Repeat each record below exactly, dropping the pictures.

━━ DATA FOR THIS TASK

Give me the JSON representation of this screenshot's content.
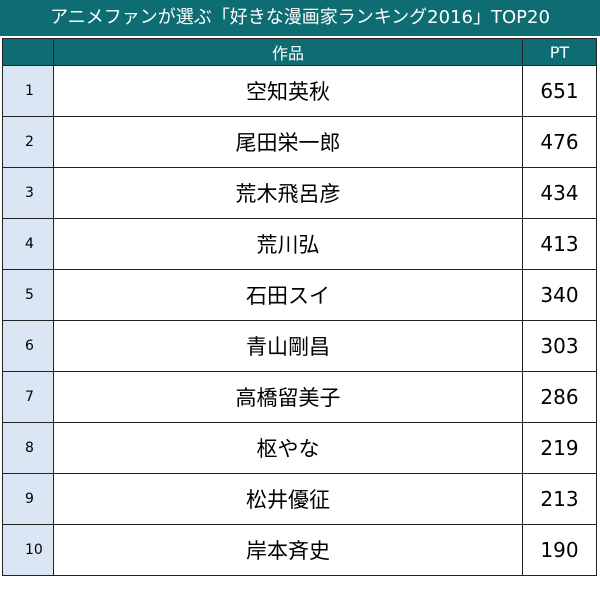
{
  "title": "アニメファンが選ぶ「好きな漫画家ランキング2016」TOP20",
  "colors": {
    "header_bg": "#0d6d73",
    "rank_cell_bg": "#dae6f3",
    "header_text": "#ffffff"
  },
  "table": {
    "headers": {
      "rank": "",
      "name": "作品",
      "pt": "PT"
    },
    "rows": [
      {
        "rank": "1",
        "name": "空知英秋",
        "pt": "651"
      },
      {
        "rank": "2",
        "name": "尾田栄一郎",
        "pt": "476"
      },
      {
        "rank": "3",
        "name": "荒木飛呂彦",
        "pt": "434"
      },
      {
        "rank": "4",
        "name": "荒川弘",
        "pt": "413"
      },
      {
        "rank": "5",
        "name": "石田スイ",
        "pt": "340"
      },
      {
        "rank": "6",
        "name": "青山剛昌",
        "pt": "303"
      },
      {
        "rank": "7",
        "name": "高橋留美子",
        "pt": "286"
      },
      {
        "rank": "8",
        "name": "枢やな",
        "pt": "219"
      },
      {
        "rank": "9",
        "name": "松井優征",
        "pt": "213"
      },
      {
        "rank": "10",
        "name": "岸本斉史",
        "pt": "190"
      }
    ]
  }
}
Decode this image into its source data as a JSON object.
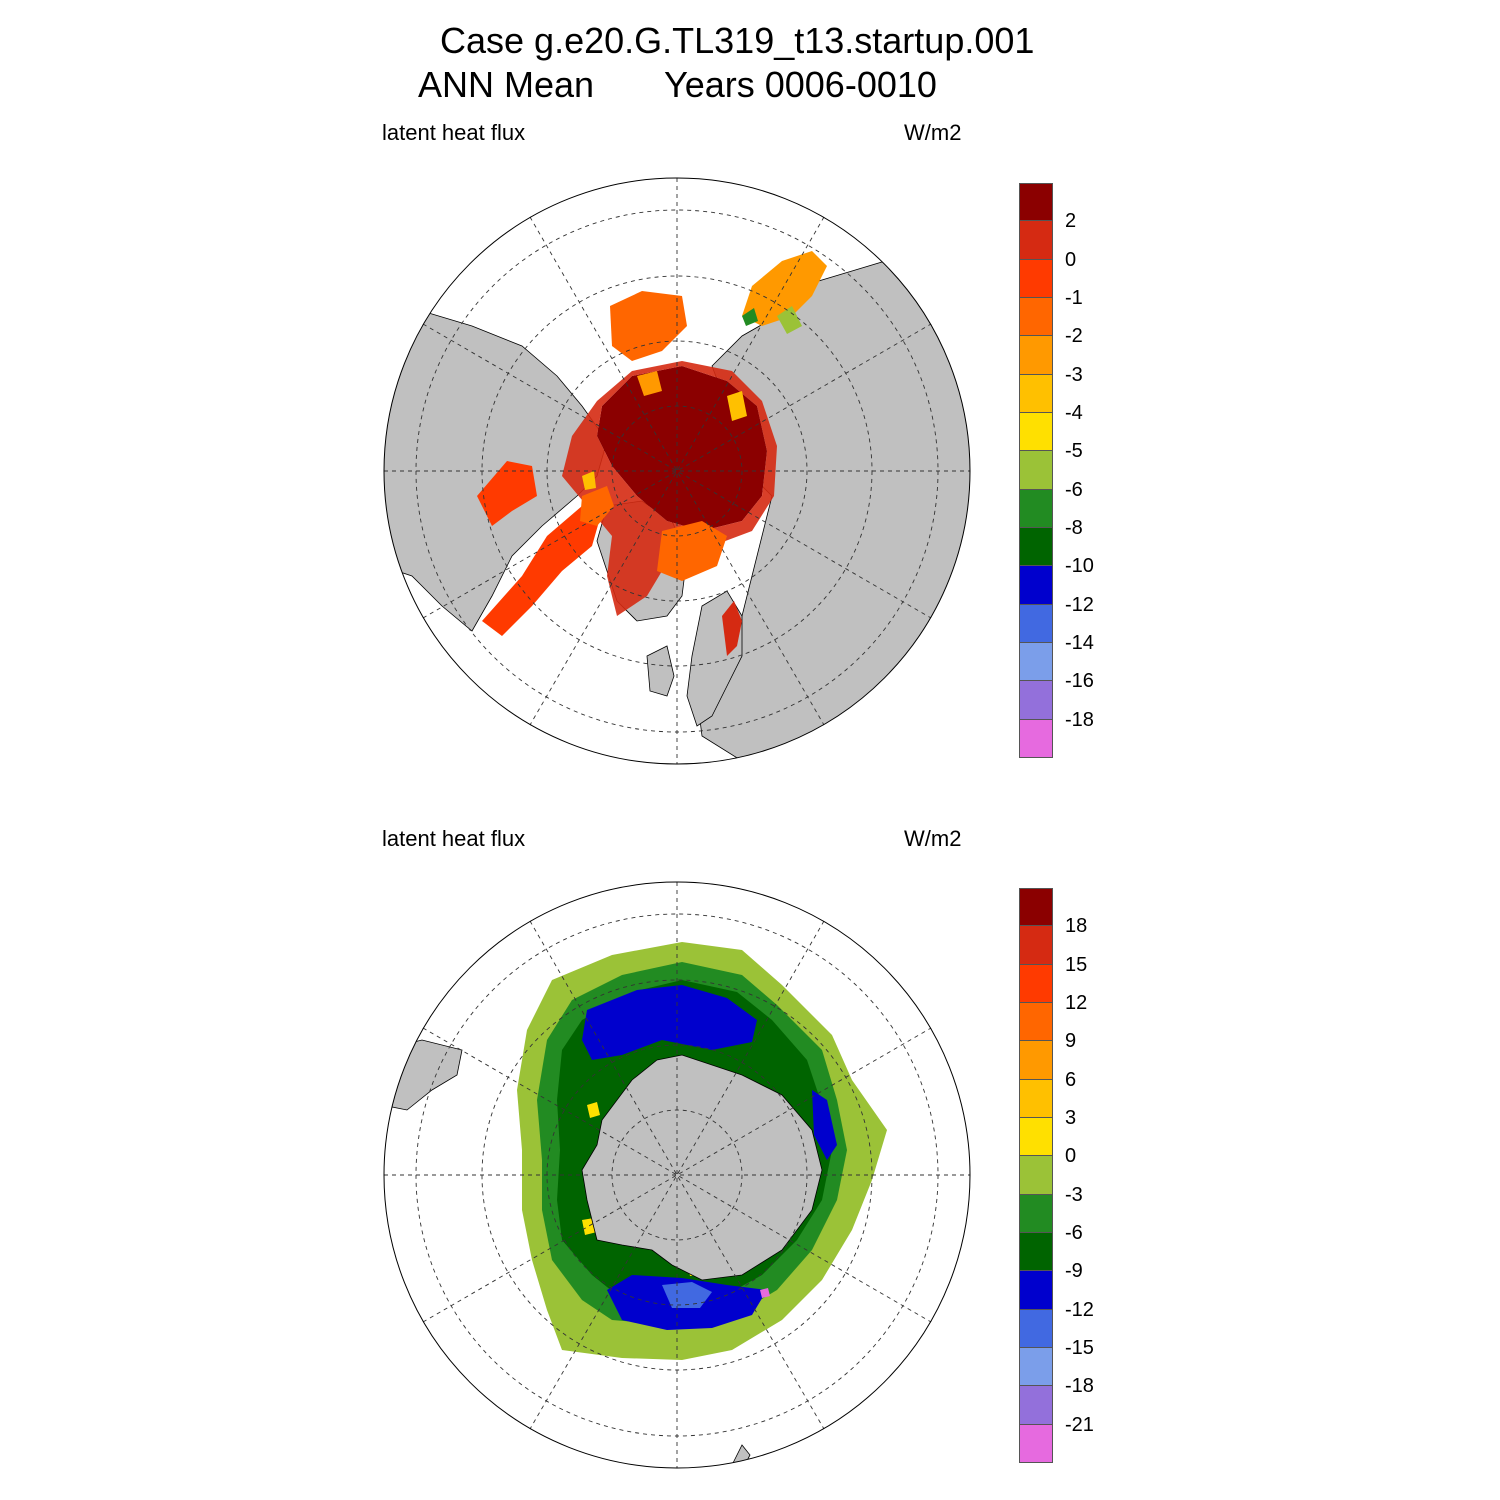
{
  "title": {
    "line1": "Case g.e20.G.TL319_t13.startup.001",
    "line2_left": "ANN Mean",
    "line2_right": "Years 0006-0010"
  },
  "colors": {
    "land": "#c0c0c0",
    "scale": [
      "#8b0000",
      "#d52a12",
      "#ff3a00",
      "#ff6600",
      "#ff9900",
      "#ffc000",
      "#ffe000",
      "#9bc237",
      "#228b22",
      "#006400",
      "#0000cd",
      "#4169e1",
      "#7b9eea",
      "#9370db",
      "#e66adf"
    ]
  },
  "panels": [
    {
      "id": "arctic",
      "left_label": "latent heat flux",
      "right_label": "W/m2",
      "hemisphere": "north",
      "colorbar_ticks": [
        "2",
        "0",
        "-1",
        "-2",
        "-3",
        "-4",
        "-5",
        "-6",
        "-8",
        "-10",
        "-12",
        "-14",
        "-16",
        "-18"
      ]
    },
    {
      "id": "antarctic",
      "left_label": "latent heat flux",
      "right_label": "W/m2",
      "hemisphere": "south",
      "colorbar_ticks": [
        "18",
        "15",
        "12",
        "9",
        "6",
        "3",
        "0",
        "-3",
        "-6",
        "-9",
        "-12",
        "-15",
        "-18",
        "-21"
      ]
    }
  ]
}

━━━━

ANSWER TO THIS TASK
Give me the JSON representation of this screenshot's content.
{
  "title": "アニメファンが選ぶ「好きな漫画家ランキング2016」TOP20",
  "colors": {
    "header_bg": "#0d6d73",
    "rank_cell_bg": "#dae6f3",
    "header_text": "#ffffff"
  },
  "table": {
    "headers": {
      "rank": "",
      "name": "作品",
      "pt": "PT"
    },
    "rows": [
      {
        "rank": "1",
        "name": "空知英秋",
        "pt": "651"
      },
      {
        "rank": "2",
        "name": "尾田栄一郎",
        "pt": "476"
      },
      {
        "rank": "3",
        "name": "荒木飛呂彦",
        "pt": "434"
      },
      {
        "rank": "4",
        "name": "荒川弘",
        "pt": "413"
      },
      {
        "rank": "5",
        "name": "石田スイ",
        "pt": "340"
      },
      {
        "rank": "6",
        "name": "青山剛昌",
        "pt": "303"
      },
      {
        "rank": "7",
        "name": "高橋留美子",
        "pt": "286"
      },
      {
        "rank": "8",
        "name": "枢やな",
        "pt": "219"
      },
      {
        "rank": "9",
        "name": "松井優征",
        "pt": "213"
      },
      {
        "rank": "10",
        "name": "岸本斉史",
        "pt": "190"
      }
    ]
  }
}
Decode this image into its source data as a JSON object.
{
  "title": {
    "line1": "Case g.e20.G.TL319_t13.startup.001",
    "line2_left": "ANN Mean",
    "line2_right": "Years 0006-0010"
  },
  "colors": {
    "land": "#c0c0c0",
    "scale": [
      "#8b0000",
      "#d52a12",
      "#ff3a00",
      "#ff6600",
      "#ff9900",
      "#ffc000",
      "#ffe000",
      "#9bc237",
      "#228b22",
      "#006400",
      "#0000cd",
      "#4169e1",
      "#7b9eea",
      "#9370db",
      "#e66adf"
    ]
  },
  "panels": [
    {
      "id": "arctic",
      "left_label": "latent heat flux",
      "right_label": "W/m2",
      "hemisphere": "north",
      "colorbar_ticks": [
        "2",
        "0",
        "-1",
        "-2",
        "-3",
        "-4",
        "-5",
        "-6",
        "-8",
        "-10",
        "-12",
        "-14",
        "-16",
        "-18"
      ]
    },
    {
      "id": "antarctic",
      "left_label": "latent heat flux",
      "right_label": "W/m2",
      "hemisphere": "south",
      "colorbar_ticks": [
        "18",
        "15",
        "12",
        "9",
        "6",
        "3",
        "0",
        "-3",
        "-6",
        "-9",
        "-12",
        "-15",
        "-18",
        "-21"
      ]
    }
  ]
}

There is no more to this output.